━━━ Records for the exercise ━━━
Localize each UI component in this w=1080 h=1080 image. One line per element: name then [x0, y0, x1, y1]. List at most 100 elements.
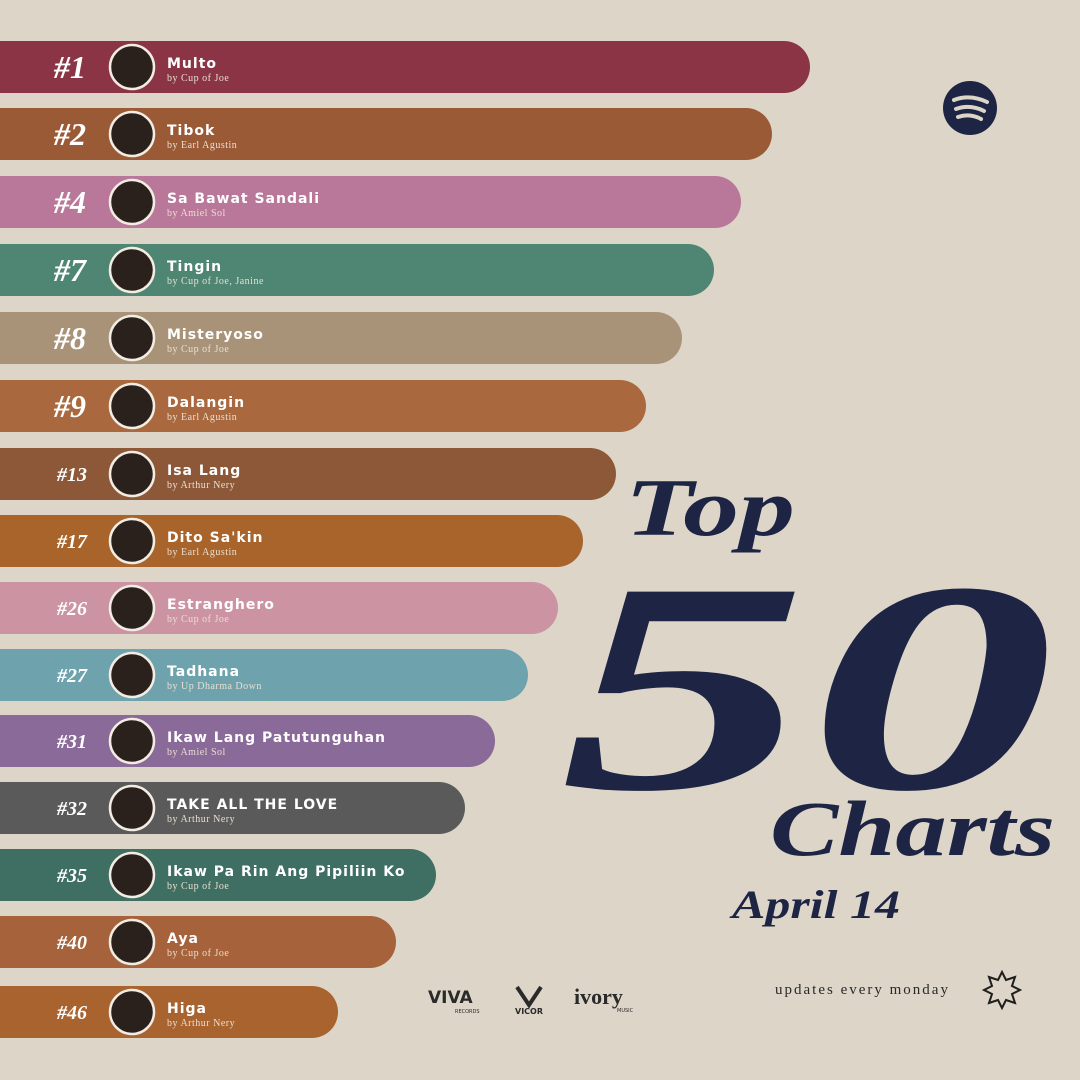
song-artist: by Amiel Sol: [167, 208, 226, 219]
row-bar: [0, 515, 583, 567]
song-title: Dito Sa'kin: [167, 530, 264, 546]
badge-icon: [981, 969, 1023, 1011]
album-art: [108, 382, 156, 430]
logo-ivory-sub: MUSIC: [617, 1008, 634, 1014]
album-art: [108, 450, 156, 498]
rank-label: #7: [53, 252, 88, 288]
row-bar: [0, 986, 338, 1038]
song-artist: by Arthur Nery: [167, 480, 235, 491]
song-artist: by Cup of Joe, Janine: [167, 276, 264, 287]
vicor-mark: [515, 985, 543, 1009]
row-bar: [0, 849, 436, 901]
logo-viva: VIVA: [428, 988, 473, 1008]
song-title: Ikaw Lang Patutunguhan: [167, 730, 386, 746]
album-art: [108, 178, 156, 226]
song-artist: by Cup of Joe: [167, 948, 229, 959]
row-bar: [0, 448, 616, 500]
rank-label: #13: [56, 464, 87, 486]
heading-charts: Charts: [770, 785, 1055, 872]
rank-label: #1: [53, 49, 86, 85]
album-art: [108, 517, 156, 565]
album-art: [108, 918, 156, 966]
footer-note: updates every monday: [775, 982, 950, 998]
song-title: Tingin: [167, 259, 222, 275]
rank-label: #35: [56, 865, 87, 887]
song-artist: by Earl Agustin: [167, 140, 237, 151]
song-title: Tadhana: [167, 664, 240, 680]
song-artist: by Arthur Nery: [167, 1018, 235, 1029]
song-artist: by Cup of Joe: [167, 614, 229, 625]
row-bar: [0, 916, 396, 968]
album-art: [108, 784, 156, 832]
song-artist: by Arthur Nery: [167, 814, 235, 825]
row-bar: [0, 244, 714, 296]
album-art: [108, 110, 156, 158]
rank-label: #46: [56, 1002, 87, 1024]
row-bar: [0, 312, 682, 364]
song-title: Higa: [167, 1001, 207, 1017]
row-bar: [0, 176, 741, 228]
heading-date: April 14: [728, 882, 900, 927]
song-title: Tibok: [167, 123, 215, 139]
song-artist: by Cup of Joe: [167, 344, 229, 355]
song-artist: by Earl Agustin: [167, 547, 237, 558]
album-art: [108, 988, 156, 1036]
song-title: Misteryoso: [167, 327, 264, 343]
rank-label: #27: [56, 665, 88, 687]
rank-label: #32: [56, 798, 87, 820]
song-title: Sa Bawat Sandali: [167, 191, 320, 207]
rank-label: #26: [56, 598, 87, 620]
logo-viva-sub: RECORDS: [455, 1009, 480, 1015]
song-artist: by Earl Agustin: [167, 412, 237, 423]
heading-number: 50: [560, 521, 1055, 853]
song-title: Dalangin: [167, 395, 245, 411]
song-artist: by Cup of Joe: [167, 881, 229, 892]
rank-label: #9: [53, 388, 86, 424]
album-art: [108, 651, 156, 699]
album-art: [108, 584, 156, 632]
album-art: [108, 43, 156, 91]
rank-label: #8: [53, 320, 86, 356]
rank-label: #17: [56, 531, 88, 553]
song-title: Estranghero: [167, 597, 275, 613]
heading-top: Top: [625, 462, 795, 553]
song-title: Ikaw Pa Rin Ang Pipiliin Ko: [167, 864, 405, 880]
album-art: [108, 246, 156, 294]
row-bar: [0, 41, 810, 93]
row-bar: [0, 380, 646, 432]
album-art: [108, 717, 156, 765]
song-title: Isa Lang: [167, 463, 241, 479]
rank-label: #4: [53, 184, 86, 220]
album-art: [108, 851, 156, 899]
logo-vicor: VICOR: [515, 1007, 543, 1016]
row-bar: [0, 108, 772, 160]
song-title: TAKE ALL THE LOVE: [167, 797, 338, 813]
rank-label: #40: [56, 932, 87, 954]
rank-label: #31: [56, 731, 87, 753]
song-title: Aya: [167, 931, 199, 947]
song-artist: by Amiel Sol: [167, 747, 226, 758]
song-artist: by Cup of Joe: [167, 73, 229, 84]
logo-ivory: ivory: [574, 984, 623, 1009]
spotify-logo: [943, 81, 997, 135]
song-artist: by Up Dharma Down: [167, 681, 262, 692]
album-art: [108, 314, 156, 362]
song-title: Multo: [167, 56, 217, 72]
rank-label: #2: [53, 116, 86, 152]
━━━
━━━ Records for the exercise ━━━
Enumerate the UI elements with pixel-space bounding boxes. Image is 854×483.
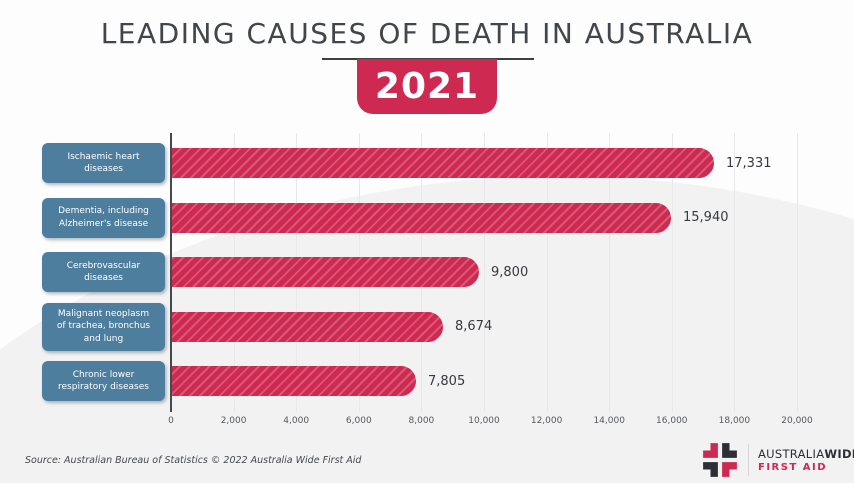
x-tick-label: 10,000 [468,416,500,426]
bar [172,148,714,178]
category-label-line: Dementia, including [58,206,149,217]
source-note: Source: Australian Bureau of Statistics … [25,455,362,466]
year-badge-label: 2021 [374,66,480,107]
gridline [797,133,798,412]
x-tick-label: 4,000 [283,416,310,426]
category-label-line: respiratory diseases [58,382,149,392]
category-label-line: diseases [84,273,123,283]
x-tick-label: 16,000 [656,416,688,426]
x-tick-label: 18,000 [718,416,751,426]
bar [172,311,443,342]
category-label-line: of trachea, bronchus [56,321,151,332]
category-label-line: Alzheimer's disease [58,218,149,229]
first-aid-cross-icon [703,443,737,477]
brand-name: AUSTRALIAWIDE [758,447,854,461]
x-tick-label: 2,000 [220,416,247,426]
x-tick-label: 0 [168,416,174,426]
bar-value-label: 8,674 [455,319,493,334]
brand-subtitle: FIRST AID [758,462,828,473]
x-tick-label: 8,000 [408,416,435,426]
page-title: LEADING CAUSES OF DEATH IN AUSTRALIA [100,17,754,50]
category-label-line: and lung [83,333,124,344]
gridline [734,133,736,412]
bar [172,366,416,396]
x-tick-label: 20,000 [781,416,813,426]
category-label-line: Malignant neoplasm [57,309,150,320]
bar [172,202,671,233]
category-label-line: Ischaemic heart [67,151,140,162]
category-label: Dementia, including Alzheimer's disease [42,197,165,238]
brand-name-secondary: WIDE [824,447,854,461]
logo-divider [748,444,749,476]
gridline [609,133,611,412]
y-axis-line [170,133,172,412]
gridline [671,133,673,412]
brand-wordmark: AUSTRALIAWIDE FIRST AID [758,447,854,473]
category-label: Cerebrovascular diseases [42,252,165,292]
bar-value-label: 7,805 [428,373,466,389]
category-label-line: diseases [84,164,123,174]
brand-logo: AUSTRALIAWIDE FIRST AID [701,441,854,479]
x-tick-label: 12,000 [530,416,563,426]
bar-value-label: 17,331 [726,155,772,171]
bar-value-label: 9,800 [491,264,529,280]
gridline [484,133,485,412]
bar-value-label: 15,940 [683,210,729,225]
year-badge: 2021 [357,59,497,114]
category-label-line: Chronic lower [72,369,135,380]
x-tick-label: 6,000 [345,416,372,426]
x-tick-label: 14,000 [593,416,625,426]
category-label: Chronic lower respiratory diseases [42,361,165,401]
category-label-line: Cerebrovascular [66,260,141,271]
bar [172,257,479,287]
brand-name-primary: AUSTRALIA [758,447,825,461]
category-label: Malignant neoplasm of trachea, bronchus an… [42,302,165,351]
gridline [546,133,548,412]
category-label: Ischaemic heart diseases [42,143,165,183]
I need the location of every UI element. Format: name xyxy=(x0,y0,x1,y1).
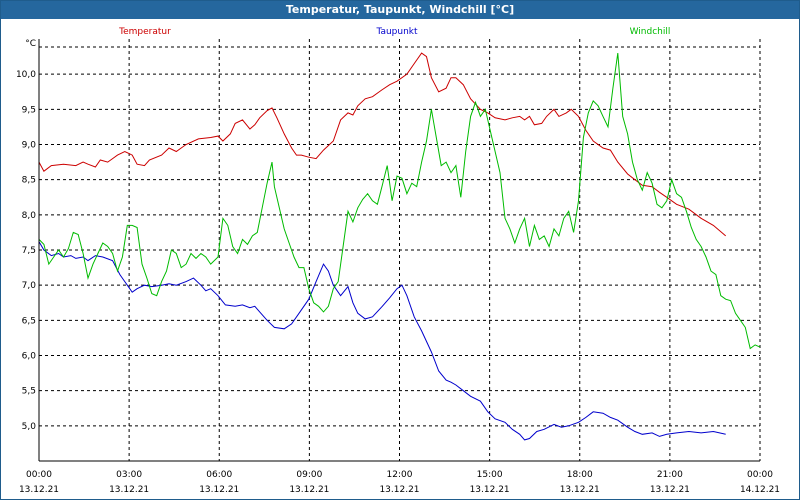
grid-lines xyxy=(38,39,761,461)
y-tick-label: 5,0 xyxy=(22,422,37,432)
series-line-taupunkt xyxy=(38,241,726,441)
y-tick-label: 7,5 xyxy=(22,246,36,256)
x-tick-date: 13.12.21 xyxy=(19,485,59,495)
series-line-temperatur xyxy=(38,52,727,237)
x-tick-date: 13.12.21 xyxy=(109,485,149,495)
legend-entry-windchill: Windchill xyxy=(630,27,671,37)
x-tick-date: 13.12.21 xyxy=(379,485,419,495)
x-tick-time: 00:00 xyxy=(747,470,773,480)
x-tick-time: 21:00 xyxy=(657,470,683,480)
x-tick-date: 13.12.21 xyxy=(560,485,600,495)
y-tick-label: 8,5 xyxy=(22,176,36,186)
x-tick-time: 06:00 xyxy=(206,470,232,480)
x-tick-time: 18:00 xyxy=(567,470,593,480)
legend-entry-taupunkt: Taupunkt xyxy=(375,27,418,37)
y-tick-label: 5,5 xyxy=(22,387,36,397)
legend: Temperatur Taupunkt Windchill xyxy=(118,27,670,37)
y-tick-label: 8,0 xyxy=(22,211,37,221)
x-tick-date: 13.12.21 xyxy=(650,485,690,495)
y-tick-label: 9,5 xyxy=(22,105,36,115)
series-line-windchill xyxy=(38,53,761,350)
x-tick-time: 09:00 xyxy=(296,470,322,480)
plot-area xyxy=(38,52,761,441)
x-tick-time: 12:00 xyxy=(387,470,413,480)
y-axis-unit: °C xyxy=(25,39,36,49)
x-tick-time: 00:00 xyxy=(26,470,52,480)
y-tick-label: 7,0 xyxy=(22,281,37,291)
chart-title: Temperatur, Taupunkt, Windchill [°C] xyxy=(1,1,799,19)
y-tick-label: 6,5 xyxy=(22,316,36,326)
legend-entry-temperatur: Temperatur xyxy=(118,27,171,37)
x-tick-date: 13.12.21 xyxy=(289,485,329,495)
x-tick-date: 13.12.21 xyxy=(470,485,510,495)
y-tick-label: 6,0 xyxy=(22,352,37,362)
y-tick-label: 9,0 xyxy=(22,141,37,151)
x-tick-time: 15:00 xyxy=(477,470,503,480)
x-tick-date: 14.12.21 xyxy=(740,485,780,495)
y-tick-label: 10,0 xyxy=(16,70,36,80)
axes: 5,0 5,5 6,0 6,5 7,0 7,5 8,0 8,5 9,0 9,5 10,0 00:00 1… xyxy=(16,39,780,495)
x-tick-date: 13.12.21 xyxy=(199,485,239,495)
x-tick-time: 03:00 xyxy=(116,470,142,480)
━━━
- Instructions to follow -
Output the data from the line containing "grid-lines xyxy=(38,39,761,461)" through the line containing "x-tick-date: 13.12.21 xyxy=(379,485,419,495)", both lines included, as a JSON list of strings with one string per line and blank lines omitted.

- Full answer -
[
  "grid-lines xyxy=(38,39,761,461)",
  "y-tick-label: 5,0 xyxy=(22,422,37,432)",
  "series-line-taupunkt xyxy=(38,241,726,441)",
  "y-tick-label: 7,5 xyxy=(22,246,36,256)",
  "x-tick-date: 13.12.21 xyxy=(19,485,59,495)",
  "series-line-temperatur xyxy=(38,52,727,237)",
  "x-tick-date: 13.12.21 xyxy=(109,485,149,495)",
  "legend-entry-windchill: Windchill xyxy=(630,27,671,37)",
  "x-tick-date: 13.12.21 xyxy=(379,485,419,495)"
]